From the inspection above, we make the following choices:

- **Structured ML features**:
  - source metadata (position, score, redshift)
  - astrophysical class labels (when available)
  - raw photometry time series

- **Deferred to LLM reasoning**:
  - comments
  - follow-up requests
  - human annotations and summaries

- **Ignored for this prototype**:
  - UI-related fields
  - deeply nested administrative metadata
  - pre-computed photometric statistics (to avoid data leakage)

This results in two compact and interpretable datasets.


## 4. Building structured datasets (Part 1)

We now convert the raw JSON objects into:
- a **source-level dataset** (one row per transient),
- a **long-format lightcurve dataset** (one row per photometric measurement).


In [None]:
# =========================================
# Build source-level dataset
# =========================================

sources_df = build_dataset(data)
sources_df.head()


In [None]:
# =========================================
# Build lightcurve dataset
# =========================================

lightcurves_df = build_lightcurve_dataset(data)
lightcurves_df.head()


## 5. Saving datasets to Parquet

Parquet is used for compact storage and efficient downstream processing.


In [None]:
# =========================================
# Save datasets
# =========================================

save_sources_parquet(sources_df, "data/sources.parquet")
save_lc_parquet(lightcurves_df, "data/lightcurves.parquet")

print("Parquet files written.")


## 6. Reloading structured datasets

We reload the Parquet files to ensure they are self-contained and ready
for downstream ML or LLM-based processing.

+--

## DIRECTIONS
Transcribe the part of the notebook excerpt on building transient datasets from "sources_df = build_dataset(data)" to "lightcurves_df = build_lightcurve_dataset(data)".

Dataset entries

+--

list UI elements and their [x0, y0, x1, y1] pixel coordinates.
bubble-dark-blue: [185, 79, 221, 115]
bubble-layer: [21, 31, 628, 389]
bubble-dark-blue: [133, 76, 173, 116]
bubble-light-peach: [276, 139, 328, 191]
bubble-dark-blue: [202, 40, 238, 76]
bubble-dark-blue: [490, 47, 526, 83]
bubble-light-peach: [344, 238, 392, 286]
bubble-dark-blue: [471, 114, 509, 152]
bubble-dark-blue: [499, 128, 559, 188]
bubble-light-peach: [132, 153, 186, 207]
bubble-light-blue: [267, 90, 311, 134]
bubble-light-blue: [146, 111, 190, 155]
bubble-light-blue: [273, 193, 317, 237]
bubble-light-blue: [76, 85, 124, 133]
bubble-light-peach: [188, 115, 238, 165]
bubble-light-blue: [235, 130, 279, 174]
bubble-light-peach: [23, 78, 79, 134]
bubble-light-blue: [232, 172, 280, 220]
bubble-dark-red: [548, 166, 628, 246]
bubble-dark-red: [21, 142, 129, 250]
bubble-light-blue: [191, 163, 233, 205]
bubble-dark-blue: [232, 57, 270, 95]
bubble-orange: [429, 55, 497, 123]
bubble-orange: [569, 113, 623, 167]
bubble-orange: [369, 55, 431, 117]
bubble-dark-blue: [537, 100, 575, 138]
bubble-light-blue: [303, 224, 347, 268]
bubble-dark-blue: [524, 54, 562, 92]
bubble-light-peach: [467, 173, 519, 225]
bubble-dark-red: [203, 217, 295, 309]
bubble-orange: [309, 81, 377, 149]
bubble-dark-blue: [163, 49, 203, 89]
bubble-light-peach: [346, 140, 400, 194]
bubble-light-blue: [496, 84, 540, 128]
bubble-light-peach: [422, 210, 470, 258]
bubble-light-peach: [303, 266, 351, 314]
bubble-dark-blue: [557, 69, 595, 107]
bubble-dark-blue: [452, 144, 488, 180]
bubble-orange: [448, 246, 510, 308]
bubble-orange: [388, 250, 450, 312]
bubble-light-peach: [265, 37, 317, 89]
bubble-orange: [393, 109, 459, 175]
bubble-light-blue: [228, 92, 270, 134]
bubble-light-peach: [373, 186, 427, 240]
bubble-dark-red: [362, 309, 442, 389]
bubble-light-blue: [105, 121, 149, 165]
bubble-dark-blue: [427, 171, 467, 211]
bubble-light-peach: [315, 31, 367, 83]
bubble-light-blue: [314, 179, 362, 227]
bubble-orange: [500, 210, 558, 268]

+--

## WRITTEN REPLY
sources_df = build_dataset(data)
sources_df.head()


In [None]:
# =========================================
# Build lightcurve dataset
# =========================================

lightcurves_df = build_lightcurve_dataset(data)